### [Work required]
Go through the listing beneath this task and return every line that carries the string "agent".

### [Records supplied]
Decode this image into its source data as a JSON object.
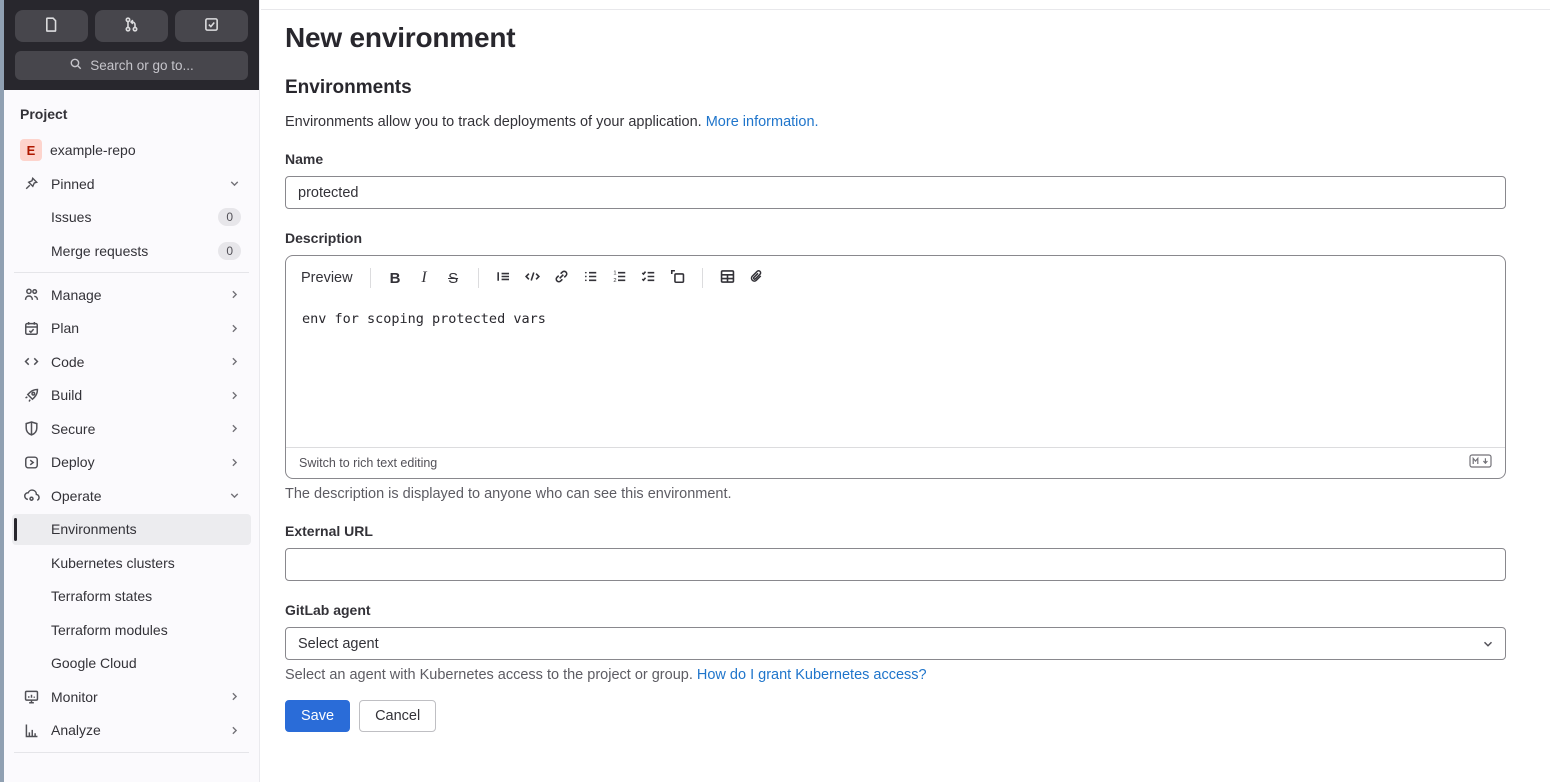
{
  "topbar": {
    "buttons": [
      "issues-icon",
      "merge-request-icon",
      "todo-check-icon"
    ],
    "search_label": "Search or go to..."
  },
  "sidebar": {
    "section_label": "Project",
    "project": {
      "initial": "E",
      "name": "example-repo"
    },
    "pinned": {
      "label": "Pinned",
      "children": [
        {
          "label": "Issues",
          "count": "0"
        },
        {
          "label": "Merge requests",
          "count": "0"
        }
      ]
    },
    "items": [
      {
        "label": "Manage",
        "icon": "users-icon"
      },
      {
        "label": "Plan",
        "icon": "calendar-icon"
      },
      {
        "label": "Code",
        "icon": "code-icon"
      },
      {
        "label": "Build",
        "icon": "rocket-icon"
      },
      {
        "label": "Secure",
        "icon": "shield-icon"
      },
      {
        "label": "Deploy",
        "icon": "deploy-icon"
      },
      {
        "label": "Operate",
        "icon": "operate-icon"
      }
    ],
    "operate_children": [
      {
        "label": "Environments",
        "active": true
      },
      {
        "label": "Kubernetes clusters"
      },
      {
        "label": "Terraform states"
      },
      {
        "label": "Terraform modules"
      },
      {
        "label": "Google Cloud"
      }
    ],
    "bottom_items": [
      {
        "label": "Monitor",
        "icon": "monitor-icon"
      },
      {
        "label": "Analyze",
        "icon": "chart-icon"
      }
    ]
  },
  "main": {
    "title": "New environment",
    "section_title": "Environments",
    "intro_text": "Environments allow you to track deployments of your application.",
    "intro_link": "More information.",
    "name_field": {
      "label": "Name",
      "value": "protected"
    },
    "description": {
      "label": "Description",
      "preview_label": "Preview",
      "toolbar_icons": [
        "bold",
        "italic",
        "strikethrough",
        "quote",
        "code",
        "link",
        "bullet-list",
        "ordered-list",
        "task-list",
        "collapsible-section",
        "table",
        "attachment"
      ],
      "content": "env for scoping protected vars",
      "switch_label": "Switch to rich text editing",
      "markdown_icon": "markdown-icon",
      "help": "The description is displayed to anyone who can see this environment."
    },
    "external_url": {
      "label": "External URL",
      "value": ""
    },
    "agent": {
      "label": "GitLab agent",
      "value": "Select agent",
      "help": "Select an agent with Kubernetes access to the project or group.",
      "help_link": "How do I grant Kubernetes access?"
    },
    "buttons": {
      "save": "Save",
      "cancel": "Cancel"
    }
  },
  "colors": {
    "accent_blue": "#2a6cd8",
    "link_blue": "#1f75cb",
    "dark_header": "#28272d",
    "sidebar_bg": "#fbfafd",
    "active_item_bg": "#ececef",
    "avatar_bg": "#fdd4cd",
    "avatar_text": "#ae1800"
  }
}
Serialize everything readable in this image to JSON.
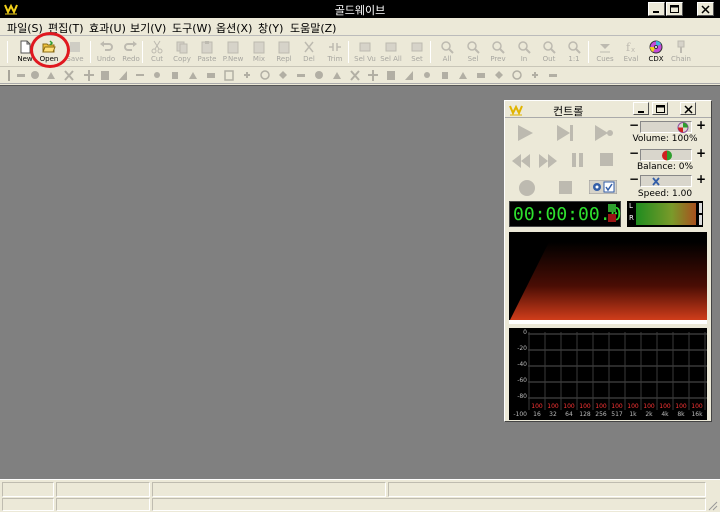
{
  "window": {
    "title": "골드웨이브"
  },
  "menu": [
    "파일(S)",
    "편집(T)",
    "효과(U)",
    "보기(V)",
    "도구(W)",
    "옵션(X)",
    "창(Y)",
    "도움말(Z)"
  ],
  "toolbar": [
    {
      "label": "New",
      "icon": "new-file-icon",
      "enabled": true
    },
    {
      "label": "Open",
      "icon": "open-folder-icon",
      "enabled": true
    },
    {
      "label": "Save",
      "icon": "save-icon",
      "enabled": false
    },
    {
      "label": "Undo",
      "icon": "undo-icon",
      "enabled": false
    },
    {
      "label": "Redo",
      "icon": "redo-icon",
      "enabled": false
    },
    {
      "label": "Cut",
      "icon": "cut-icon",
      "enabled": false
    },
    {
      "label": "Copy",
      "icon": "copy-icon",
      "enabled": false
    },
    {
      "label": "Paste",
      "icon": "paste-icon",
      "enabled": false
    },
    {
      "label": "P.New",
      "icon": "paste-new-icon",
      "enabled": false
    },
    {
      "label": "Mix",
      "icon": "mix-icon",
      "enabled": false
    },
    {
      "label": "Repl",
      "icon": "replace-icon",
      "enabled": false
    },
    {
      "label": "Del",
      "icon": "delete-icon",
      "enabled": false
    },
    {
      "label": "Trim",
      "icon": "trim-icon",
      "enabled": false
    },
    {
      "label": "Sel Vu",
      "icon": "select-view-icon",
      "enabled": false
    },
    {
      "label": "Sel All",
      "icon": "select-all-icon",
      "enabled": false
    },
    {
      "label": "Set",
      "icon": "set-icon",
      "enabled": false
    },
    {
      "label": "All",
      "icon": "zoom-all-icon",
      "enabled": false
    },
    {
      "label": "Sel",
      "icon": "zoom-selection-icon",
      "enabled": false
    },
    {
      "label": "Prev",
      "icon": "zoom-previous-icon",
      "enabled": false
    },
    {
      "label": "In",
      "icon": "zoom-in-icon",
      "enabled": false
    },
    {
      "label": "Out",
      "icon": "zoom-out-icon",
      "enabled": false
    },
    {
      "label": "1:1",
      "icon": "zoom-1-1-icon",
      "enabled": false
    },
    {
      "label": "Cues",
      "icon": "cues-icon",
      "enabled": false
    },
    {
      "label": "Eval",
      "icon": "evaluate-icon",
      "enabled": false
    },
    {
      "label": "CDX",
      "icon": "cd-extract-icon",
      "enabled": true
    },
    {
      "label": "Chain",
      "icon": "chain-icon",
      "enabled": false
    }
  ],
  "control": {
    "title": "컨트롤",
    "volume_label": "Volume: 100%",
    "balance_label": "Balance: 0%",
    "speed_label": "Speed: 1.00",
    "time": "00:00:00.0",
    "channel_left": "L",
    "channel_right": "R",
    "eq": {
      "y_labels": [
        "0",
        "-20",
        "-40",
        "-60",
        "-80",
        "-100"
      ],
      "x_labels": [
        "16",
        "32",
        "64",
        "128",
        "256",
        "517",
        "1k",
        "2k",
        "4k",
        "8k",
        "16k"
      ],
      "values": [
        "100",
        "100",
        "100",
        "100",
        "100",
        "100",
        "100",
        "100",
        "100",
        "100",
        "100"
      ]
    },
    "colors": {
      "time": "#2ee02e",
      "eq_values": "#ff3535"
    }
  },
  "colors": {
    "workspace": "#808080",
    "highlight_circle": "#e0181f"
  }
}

* * *

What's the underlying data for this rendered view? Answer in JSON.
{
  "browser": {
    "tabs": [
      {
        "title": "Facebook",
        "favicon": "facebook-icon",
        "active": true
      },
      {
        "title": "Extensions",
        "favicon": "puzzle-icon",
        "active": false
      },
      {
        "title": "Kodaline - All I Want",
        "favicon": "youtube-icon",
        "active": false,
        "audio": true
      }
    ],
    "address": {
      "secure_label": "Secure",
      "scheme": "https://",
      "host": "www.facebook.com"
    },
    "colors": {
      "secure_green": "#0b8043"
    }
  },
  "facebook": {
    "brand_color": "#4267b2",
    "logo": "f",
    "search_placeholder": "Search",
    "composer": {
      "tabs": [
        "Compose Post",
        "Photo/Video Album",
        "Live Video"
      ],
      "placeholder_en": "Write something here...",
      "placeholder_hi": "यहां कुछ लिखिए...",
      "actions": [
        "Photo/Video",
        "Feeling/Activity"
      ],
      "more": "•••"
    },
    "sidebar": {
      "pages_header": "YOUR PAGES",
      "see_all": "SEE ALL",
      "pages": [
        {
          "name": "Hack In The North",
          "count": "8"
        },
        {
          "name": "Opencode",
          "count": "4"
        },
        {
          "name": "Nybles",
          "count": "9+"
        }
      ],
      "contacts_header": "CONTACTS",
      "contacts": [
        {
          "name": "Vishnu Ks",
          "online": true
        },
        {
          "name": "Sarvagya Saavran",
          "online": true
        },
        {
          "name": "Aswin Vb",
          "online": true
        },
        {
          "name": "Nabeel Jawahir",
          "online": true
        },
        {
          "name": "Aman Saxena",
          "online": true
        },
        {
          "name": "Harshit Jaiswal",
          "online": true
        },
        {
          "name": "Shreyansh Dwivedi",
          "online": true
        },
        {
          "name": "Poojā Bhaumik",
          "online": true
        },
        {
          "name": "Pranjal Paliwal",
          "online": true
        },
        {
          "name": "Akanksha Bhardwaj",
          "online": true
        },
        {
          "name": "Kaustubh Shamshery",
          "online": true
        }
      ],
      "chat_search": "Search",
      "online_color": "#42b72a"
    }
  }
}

* * *

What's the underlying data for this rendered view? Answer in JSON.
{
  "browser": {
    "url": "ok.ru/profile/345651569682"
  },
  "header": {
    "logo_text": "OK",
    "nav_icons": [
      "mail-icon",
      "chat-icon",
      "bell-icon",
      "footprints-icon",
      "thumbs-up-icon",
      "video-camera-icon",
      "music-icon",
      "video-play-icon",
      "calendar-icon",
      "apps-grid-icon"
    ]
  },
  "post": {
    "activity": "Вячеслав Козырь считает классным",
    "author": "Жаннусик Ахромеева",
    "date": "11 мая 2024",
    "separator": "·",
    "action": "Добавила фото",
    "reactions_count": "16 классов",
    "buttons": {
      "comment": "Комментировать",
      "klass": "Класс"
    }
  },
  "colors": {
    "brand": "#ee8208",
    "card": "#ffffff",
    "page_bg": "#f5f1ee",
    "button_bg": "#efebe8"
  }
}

### [Answer below]
    "agent": {
      "label": "GitLab agent",
      "value": "Select agent",
      "help": "Select an agent with Kubernetes access to the project or group.",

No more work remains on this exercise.